Records from a data source:
----

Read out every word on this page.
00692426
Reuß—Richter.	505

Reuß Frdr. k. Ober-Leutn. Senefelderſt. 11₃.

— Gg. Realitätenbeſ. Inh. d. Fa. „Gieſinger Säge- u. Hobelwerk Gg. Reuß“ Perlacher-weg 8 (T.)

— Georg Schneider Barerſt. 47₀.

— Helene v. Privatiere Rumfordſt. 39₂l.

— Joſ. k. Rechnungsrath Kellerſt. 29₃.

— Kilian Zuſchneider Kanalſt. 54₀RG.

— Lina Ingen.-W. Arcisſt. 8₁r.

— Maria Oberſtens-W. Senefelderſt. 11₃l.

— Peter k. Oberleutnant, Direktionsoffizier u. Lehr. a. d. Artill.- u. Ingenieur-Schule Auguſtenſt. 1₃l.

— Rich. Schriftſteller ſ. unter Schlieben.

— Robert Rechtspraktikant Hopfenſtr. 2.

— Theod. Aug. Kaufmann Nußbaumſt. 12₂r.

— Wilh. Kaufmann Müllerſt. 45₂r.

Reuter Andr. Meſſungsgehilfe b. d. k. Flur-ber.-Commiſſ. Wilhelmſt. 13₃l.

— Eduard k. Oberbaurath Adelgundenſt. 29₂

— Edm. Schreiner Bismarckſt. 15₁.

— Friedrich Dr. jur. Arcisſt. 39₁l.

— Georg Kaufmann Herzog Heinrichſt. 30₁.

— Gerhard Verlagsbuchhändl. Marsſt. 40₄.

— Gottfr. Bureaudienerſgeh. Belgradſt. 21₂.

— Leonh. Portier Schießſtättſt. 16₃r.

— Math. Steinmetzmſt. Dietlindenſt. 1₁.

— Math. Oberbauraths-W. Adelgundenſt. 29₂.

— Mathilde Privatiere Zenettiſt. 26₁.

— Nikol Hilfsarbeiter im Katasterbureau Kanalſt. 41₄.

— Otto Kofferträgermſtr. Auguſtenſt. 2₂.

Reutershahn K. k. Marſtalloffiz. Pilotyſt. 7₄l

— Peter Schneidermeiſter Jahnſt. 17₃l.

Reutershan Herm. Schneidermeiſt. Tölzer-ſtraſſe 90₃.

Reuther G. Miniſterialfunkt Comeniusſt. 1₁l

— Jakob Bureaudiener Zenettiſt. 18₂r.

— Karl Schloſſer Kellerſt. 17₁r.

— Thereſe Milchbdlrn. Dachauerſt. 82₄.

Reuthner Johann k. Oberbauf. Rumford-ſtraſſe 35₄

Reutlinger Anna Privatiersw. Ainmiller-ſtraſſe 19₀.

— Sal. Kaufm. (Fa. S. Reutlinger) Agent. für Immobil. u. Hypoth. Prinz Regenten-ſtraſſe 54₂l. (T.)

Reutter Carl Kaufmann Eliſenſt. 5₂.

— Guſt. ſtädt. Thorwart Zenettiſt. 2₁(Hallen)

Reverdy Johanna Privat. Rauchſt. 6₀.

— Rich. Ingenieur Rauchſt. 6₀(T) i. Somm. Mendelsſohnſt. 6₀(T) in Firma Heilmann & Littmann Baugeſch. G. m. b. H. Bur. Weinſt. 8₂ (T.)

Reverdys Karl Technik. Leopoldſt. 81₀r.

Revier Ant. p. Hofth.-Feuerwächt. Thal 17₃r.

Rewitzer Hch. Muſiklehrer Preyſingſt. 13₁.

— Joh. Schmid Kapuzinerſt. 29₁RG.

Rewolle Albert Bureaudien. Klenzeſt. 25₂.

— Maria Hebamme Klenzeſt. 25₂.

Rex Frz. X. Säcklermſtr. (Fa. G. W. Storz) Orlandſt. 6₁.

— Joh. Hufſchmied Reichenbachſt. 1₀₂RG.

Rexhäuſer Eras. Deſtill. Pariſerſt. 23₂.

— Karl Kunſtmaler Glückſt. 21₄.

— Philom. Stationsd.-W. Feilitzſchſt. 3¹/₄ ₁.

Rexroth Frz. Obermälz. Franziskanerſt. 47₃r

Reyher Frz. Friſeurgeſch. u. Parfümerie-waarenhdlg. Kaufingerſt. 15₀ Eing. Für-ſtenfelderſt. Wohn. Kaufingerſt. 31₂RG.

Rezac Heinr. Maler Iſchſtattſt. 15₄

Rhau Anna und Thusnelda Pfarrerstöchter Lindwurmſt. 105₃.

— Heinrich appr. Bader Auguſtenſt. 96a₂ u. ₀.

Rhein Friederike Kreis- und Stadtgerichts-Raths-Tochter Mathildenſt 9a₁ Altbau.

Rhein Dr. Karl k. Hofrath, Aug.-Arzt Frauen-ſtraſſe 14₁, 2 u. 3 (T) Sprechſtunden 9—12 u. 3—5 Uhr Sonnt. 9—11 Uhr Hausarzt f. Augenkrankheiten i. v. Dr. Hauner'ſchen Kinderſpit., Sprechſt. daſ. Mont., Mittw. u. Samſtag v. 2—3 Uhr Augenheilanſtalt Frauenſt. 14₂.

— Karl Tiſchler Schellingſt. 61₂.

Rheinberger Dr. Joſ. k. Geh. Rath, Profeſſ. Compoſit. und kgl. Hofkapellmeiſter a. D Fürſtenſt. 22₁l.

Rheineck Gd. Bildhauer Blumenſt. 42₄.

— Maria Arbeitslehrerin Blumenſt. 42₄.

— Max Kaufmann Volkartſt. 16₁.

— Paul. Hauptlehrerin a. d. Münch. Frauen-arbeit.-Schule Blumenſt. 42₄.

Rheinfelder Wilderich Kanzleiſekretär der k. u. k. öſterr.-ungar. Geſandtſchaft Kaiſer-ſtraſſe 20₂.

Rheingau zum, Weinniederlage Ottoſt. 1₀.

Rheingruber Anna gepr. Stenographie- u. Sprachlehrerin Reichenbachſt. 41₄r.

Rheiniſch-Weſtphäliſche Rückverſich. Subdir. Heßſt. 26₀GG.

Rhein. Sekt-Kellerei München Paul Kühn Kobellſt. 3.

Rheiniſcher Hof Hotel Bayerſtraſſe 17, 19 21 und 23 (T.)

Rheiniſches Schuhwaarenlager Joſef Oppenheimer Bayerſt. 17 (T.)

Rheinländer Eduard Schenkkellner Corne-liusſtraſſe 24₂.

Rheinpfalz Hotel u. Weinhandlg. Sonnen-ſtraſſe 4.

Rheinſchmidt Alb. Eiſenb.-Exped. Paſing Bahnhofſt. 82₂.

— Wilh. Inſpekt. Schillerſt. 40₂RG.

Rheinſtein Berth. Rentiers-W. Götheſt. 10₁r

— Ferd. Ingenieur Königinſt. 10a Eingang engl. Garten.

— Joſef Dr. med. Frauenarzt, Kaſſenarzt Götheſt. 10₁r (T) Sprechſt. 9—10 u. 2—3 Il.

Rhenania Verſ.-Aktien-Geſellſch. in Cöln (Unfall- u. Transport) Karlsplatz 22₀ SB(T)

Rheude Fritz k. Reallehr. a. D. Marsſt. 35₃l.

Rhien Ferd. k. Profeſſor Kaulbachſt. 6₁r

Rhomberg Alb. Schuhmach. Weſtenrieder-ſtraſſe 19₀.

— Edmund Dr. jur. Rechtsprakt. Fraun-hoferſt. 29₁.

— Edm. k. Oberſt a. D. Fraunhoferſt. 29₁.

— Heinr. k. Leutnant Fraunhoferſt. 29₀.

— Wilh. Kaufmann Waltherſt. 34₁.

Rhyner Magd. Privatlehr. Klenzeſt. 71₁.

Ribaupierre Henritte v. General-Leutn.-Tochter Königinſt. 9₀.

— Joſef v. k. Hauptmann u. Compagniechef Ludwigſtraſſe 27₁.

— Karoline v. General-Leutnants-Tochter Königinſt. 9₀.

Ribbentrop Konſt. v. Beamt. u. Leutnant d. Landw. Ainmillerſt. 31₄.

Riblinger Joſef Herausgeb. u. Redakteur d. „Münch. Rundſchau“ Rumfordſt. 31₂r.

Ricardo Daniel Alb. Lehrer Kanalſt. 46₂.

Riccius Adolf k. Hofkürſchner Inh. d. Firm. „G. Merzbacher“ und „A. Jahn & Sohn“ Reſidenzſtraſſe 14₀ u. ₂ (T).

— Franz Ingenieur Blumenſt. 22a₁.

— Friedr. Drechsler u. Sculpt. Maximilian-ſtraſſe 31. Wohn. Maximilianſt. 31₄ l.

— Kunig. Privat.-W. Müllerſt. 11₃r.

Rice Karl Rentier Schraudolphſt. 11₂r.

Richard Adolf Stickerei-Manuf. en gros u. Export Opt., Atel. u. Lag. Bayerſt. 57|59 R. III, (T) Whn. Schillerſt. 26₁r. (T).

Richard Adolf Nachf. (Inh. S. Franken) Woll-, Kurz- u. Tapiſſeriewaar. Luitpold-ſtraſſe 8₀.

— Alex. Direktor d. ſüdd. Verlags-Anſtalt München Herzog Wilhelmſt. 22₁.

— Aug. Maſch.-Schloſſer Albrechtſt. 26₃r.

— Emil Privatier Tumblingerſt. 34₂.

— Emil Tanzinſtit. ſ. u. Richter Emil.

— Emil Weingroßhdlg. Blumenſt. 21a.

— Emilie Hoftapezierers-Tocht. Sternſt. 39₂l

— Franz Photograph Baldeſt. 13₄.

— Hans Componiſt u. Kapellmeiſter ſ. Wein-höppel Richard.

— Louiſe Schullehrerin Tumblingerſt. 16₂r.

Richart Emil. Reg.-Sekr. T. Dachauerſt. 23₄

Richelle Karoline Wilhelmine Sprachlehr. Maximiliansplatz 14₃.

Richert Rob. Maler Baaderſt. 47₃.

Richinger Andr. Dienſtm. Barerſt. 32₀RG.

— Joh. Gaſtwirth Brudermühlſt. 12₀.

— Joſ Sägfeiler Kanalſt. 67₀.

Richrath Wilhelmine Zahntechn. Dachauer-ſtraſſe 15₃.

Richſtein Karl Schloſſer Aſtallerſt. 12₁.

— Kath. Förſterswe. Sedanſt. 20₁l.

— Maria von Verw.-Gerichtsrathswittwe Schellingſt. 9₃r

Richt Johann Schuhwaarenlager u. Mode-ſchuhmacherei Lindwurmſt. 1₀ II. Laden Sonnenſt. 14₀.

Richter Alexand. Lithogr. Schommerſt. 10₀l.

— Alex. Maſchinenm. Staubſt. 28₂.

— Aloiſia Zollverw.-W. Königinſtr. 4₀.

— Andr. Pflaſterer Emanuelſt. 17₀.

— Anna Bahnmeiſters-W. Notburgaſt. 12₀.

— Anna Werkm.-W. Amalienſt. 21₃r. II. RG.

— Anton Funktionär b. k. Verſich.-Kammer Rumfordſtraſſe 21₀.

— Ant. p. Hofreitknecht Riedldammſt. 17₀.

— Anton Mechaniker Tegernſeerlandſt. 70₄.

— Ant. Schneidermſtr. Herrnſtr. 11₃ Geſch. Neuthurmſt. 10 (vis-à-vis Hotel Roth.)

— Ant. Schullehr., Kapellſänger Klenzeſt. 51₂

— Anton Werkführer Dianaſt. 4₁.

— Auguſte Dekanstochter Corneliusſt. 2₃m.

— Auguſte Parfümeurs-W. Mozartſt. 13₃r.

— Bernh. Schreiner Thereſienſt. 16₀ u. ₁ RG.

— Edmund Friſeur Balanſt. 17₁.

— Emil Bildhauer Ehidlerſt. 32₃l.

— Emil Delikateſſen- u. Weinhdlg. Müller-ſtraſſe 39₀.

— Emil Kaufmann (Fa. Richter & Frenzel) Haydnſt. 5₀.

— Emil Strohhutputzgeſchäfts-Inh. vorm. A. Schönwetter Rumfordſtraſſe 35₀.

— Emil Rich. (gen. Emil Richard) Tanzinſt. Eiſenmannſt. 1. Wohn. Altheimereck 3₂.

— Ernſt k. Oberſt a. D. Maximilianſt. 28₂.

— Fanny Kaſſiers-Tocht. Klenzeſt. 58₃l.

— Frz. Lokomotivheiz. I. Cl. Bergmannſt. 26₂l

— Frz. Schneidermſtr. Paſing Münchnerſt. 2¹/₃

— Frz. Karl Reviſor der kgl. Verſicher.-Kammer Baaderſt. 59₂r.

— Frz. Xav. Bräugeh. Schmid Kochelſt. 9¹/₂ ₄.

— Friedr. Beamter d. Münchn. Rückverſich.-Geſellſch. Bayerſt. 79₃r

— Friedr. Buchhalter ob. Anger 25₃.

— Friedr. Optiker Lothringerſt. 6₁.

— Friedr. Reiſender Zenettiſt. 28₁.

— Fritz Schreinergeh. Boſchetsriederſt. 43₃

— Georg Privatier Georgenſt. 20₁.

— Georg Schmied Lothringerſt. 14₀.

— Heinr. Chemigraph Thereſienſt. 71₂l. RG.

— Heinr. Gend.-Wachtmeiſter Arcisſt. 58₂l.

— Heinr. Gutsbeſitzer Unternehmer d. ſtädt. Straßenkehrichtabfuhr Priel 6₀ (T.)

----

**What the task asks:**
Copy each line of the records containing the string "Adelgundenſt".

**The reply:**
— Eduard k. Oberbaurath Adelgundenſt. 29₂
— Math. Oberbauraths-W. Adelgundenſt. 29₂.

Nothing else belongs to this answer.